--- PROBLEM DESCRIPTION ---
Nothing but an exact reprint of the records is to be returned.

[Items from a figure collection]
——

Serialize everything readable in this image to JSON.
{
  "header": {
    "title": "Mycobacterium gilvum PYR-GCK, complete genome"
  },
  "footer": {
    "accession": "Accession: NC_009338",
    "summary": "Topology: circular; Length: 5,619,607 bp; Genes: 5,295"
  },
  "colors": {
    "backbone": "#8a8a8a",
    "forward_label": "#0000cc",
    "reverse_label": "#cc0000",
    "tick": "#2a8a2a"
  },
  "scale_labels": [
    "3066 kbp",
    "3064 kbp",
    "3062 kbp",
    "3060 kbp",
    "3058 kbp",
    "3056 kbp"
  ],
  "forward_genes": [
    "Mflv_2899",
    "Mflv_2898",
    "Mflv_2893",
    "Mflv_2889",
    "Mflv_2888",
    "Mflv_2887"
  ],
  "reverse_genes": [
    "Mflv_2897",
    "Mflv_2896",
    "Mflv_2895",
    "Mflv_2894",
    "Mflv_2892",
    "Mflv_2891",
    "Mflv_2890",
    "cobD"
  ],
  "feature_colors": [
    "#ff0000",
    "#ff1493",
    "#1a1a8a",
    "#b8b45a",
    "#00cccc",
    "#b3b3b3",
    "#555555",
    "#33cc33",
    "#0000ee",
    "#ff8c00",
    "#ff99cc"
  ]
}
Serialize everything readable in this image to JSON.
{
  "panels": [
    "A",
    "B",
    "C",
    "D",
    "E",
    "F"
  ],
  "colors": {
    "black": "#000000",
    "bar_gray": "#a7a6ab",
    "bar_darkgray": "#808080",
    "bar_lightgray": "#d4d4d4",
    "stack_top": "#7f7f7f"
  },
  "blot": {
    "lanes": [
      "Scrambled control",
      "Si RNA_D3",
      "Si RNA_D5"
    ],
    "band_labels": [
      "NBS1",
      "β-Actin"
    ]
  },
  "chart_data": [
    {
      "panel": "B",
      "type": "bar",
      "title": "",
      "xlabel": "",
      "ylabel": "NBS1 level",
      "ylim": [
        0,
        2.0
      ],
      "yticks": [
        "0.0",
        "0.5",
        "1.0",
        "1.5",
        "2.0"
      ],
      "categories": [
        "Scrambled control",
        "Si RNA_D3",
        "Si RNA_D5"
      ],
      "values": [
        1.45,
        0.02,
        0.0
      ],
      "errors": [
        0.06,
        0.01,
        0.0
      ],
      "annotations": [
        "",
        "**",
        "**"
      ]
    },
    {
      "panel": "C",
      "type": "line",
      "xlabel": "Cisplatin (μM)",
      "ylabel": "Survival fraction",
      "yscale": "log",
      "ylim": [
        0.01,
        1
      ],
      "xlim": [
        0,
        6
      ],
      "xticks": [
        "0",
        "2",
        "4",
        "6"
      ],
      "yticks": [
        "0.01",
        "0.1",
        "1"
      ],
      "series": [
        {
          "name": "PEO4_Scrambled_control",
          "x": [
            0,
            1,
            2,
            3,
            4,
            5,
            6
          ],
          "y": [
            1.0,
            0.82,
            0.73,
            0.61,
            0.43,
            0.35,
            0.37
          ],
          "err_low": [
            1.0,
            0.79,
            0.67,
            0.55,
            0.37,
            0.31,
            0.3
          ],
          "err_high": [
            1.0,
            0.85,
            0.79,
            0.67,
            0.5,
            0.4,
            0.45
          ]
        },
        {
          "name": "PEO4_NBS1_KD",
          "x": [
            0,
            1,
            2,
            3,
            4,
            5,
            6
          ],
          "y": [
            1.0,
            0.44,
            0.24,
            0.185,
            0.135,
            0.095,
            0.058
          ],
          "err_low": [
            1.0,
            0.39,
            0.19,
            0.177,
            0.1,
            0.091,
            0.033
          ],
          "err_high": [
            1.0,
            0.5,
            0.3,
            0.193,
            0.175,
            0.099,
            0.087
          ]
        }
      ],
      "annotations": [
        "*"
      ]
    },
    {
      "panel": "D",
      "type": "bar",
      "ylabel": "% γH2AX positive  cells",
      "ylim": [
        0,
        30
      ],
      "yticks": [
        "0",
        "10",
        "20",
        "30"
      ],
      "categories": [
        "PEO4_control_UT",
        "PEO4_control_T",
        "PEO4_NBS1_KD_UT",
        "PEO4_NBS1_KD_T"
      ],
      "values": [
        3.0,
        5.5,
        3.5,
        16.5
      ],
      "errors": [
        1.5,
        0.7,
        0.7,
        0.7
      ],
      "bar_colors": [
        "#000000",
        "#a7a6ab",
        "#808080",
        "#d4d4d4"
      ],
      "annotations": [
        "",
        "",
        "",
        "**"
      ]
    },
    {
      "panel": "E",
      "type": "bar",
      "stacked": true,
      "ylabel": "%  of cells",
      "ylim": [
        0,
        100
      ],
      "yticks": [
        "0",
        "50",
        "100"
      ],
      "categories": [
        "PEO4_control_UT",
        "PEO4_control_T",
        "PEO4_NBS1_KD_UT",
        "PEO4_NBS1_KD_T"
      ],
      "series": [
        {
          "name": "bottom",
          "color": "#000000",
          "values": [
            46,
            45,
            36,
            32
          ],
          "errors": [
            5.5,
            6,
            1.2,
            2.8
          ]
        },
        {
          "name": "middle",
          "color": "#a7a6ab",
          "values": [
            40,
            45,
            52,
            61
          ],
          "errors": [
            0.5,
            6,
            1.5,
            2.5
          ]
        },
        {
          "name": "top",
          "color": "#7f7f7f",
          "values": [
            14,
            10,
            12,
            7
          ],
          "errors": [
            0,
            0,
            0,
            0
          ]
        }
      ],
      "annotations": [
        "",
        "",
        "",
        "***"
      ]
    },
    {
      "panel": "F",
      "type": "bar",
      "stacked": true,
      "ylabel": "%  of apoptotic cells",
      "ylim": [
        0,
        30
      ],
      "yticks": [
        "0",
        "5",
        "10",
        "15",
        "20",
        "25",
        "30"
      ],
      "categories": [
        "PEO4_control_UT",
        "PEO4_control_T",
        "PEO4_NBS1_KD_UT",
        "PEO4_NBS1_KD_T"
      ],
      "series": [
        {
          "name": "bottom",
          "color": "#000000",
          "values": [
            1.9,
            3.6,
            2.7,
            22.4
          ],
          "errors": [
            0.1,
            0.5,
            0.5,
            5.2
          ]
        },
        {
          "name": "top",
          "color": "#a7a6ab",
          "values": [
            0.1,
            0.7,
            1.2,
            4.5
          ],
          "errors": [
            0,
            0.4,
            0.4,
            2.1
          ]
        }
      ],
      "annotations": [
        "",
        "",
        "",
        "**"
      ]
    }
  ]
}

——

--- FINAL ANSWER ---
Serialize everything readable in this image to JSON.
{
  "header": {
    "title": "Mycobacterium gilvum PYR-GCK, complete genome"
  },
  "footer": {
    "accession": "Accession: NC_009338",
    "summary": "Topology: circular; Length: 5,619,607 bp; Genes: 5,295"
  },
  "colors": {
    "backbone": "#8a8a8a",
    "forward_label": "#0000cc",
    "reverse_label": "#cc0000",
    "tick": "#2a8a2a"
  },
  "scale_labels": [
    "3066 kbp",
    "3064 kbp",
    "3062 kbp",
    "3060 kbp",
    "3058 kbp",
    "3056 kbp"
  ],
  "forward_genes": [
    "Mflv_2899",
    "Mflv_2898",
    "Mflv_2893",
    "Mflv_2889",
    "Mflv_2888",
    "Mflv_2887"
  ],
  "reverse_genes": [
    "Mflv_2897",
    "Mflv_2896",
    "Mflv_2895",
    "Mflv_2894",
    "Mflv_2892",
    "Mflv_2891",
    "Mflv_2890",
    "cobD"
  ],
  "feature_colors": [
    "#ff0000",
    "#ff1493",
    "#1a1a8a",
    "#b8b45a",
    "#00cccc",
    "#b3b3b3",
    "#555555",
    "#33cc33",
    "#0000ee",
    "#ff8c00",
    "#ff99cc"
  ]
}
Serialize everything readable in this image to JSON.
{
  "panels": [
    "A",
    "B",
    "C",
    "D",
    "E",
    "F"
  ],
  "colors": {
    "black": "#000000",
    "bar_gray": "#a7a6ab",
    "bar_darkgray": "#808080",
    "bar_lightgray": "#d4d4d4",
    "stack_top": "#7f7f7f"
  },
  "blot": {
    "lanes": [
      "Scrambled control",
      "Si RNA_D3",
      "Si RNA_D5"
    ],
    "band_labels": [
      "NBS1",
      "β-Actin"
    ]
  },
  "chart_data": [
    {
      "panel": "B",
      "type": "bar",
      "title": "",
      "xlabel": "",
      "ylabel": "NBS1 level",
      "ylim": [
        0,
        2.0
      ],
      "yticks": [
        "0.0",
        "0.5",
        "1.0",
        "1.5",
        "2.0"
      ],
      "categories": [
        "Scrambled control",
        "Si RNA_D3",
        "Si RNA_D5"
      ],
      "values": [
        1.45,
        0.02,
        0.0
      ],
      "errors": [
        0.06,
        0.01,
        0.0
      ],
      "annotations": [
        "",
        "**",
        "**"
      ]
    },
    {
      "panel": "C",
      "type": "line",
      "xlabel": "Cisplatin (μM)",
      "ylabel": "Survival fraction",
      "yscale": "log",
      "ylim": [
        0.01,
        1
      ],
      "xlim": [
        0,
        6
      ],
      "xticks": [
        "0",
        "2",
        "4",
        "6"
      ],
      "yticks": [
        "0.01",
        "0.1",
        "1"
      ],
      "series": [
        {
          "name": "PEO4_Scrambled_control",
          "x": [
            0,
            1,
            2,
            3,
            4,
            5,
            6
          ],
          "y": [
            1.0,
            0.82,
            0.73,
            0.61,
            0.43,
            0.35,
            0.37
          ],
          "err_low": [
            1.0,
            0.79,
            0.67,
            0.55,
            0.37,
            0.31,
            0.3
          ],
          "err_high": [
            1.0,
            0.85,
            0.79,
            0.67,
            0.5,
            0.4,
            0.45
          ]
        },
        {
          "name": "PEO4_NBS1_KD",
          "x": [
            0,
            1,
            2,
            3,
            4,
            5,
            6
          ],
          "y": [
            1.0,
            0.44,
            0.24,
            0.185,
            0.135,
            0.095,
            0.058
          ],
          "err_low": [
            1.0,
            0.39,
            0.19,
            0.177,
            0.1,
            0.091,
            0.033
          ],
          "err_high": [
            1.0,
            0.5,
            0.3,
            0.193,
            0.175,
            0.099,
            0.087
          ]
        }
      ],
      "annotations": [
        "*"
      ]
    },
    {
      "panel": "D",
      "type": "bar",
      "ylabel": "% γH2AX positive  cells",
      "ylim": [
        0,
        30
      ],
      "yticks": [
        "0",
        "10",
        "20",
        "30"
      ],
      "categories": [
        "PEO4_control_UT",
        "PEO4_control_T",
        "PEO4_NBS1_KD_UT",
        "PEO4_NBS1_KD_T"
      ],
      "values": [
        3.0,
        5.5,
        3.5,
        16.5
      ],
      "errors": [
        1.5,
        0.7,
        0.7,
        0.7
      ],
      "bar_colors": [
        "#000000",
        "#a7a6ab",
        "#808080",
        "#d4d4d4"
      ],
      "annotations": [
        "",
        "",
        "",
        "**"
      ]
    },
    {
      "panel": "E",
      "type": "bar",
      "stacked": true,
      "ylabel": "%  of cells",
      "ylim": [
        0,
        100
      ],
      "yticks": [
        "0",
        "50",
        "100"
      ],
      "categories": [
        "PEO4_control_UT",
        "PEO4_control_T",
        "PEO4_NBS1_KD_UT",
        "PEO4_NBS1_KD_T"
      ],
      "series": [
        {
          "name": "bottom",
          "color": "#000000",
          "values": [
            46,
            45,
            36,
            32
          ],
          "errors": [
            5.5,
            6,
            1.2,
            2.8
          ]
        },
        {
          "name": "middle",
          "color": "#a7a6ab",
          "values": [
            40,
            45,
            52,
            61
          ],
          "errors": [
            0.5,
            6,
            1.5,
            2.5
          ]
        },
        {
          "name": "top",
          "color": "#7f7f7f",
          "values": [
            14,
            10,
            12,
            7
          ],
          "errors": [
            0,
            0,
            0,
            0
          ]
        }
      ],
      "annotations": [
        "",
        "",
        "",
        "***"
      ]
    },
    {
      "panel": "F",
      "type": "bar",
      "stacked": true,
      "ylabel": "%  of apoptotic cells",
      "ylim": [
        0,
        30
      ],
      "yticks": [
        "0",
        "5",
        "10",
        "15",
        "20",
        "25",
        "30"
      ],
      "categories": [
        "PEO4_control_UT",
        "PEO4_control_T",
        "PEO4_NBS1_KD_UT",
        "PEO4_NBS1_KD_T"
      ],
      "series": [
        {
          "name": "bottom",
          "color": "#000000",
          "values": [
            1.9,
            3.6,
            2.7,
            22.4
          ],
          "errors": [
            0.1,
            0.5,
            0.5,
            5.2
          ]
        },
        {
          "name": "top",
          "color": "#a7a6ab",
          "values": [
            0.1,
            0.7,
            1.2,
            4.5
          ],
          "errors": [
            0,
            0.4,
            0.4,
            2.1
          ]
        }
      ],
      "annotations": [
        "",
        "",
        "",
        "**"
      ]
    }
  ]
}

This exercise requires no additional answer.